§ **Problem to work on**
Return each line of the data below exactly, omitting any pictures.

§ **Data to use**
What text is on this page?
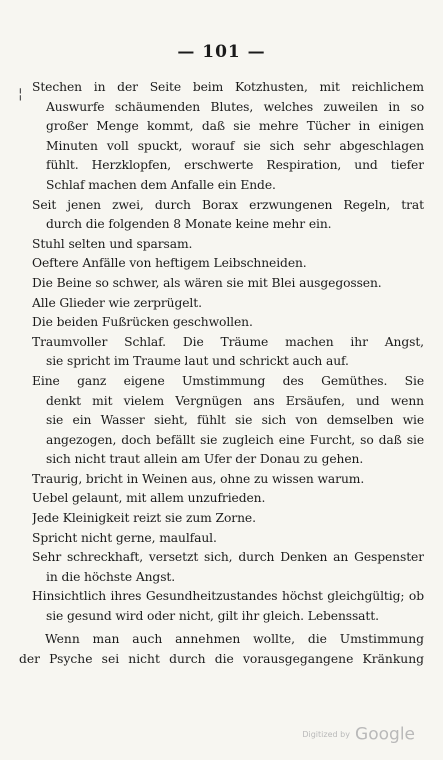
— 101 —
¦ Stechen in der Seite beim Kotzhusten, mit reichlichem
Auswurfe schäumenden Blutes, welches zuweilen in so
großer Menge kommt, daß sie mehre Tücher in einigen
Minuten voll spuckt, worauf sie sich sehr abgeschlagen
fühlt. Herzklopfen, erschwerte Respiration, und tiefer
Schlaf machen dem Anfalle ein Ende.
Seit jenen zwei, durch Borax erzwungenen Regeln, trat
durch die folgenden 8 Monate keine mehr ein.
Stuhl selten und sparsam.
Oeftere Anfälle von heftigem Leibschneiden.
Die Beine so schwer, als wären sie mit Blei ausgegossen.
Alle Glieder wie zerprügelt.
Die beiden Fußrücken geschwollen.
Traumvoller Schlaf. Die Träume machen ihr Angst,
sie spricht im Traume laut und schrickt auch auf.
Eine ganz eigene Umstimmung des Gemüthes. Sie
denkt mit vielem Vergnügen ans Ersäufen, und wenn
sie ein Wasser sieht, fühlt sie sich von demselben wie
angezogen, doch befällt sie zugleich eine Furcht, so daß sie
sich nicht traut allein am Ufer der Donau zu gehen.
Traurig, bricht in Weinen aus, ohne zu wissen warum.
Uebel gelaunt, mit allem unzufrieden.
Jede Kleinigkeit reizt sie zum Zorne.
Spricht nicht gerne, maulfaul.
Sehr schreckhaft, versetzt sich, durch Denken an Gespenster
in die höchste Angst.
Hinsichtlich ihres Gesundheitzustandes höchst gleichgültig; ob
sie gesund wird oder nicht, gilt ihr gleich. Lebenssatt.
Wenn man auch annehmen wollte, die Umstimmung
der Psyche sei nicht durch die vorausgegangene Kränkung
Digitized by Google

§ **Output**
What text is on this page?
— 101 —
¦ Stechen in der Seite beim Kotzhusten, mit reichlichem
Auswurfe schäumenden Blutes, welches zuweilen in so
großer Menge kommt, daß sie mehre Tücher in einigen
Minuten voll spuckt, worauf sie sich sehr abgeschlagen
fühlt. Herzklopfen, erschwerte Respiration, und tiefer
Schlaf machen dem Anfalle ein Ende.
Seit jenen zwei, durch Borax erzwungenen Regeln, trat
durch die folgenden 8 Monate keine mehr ein.
Stuhl selten und sparsam.
Oeftere Anfälle von heftigem Leibschneiden.
Die Beine so schwer, als wären sie mit Blei ausgegossen.
Alle Glieder wie zerprügelt.
Die beiden Fußrücken geschwollen.
Traumvoller Schlaf. Die Träume machen ihr Angst,
sie spricht im Traume laut und schrickt auch auf.
Eine ganz eigene Umstimmung des Gemüthes. Sie
denkt mit vielem Vergnügen ans Ersäufen, und wenn
sie ein Wasser sieht, fühlt sie sich von demselben wie
angezogen, doch befällt sie zugleich eine Furcht, so daß sie
sich nicht traut allein am Ufer der Donau zu gehen.
Traurig, bricht in Weinen aus, ohne zu wissen warum.
Uebel gelaunt, mit allem unzufrieden.
Jede Kleinigkeit reizt sie zum Zorne.
Spricht nicht gerne, maulfaul.
Sehr schreckhaft, versetzt sich, durch Denken an Gespenster
in die höchste Angst.
Hinsichtlich ihres Gesundheitzustandes höchst gleichgültig; ob
sie gesund wird oder nicht, gilt ihr gleich. Lebenssatt.
Wenn man auch annehmen wollte, die Umstimmung
der Psyche sei nicht durch die vorausgegangene Kränkung
Digitized by Google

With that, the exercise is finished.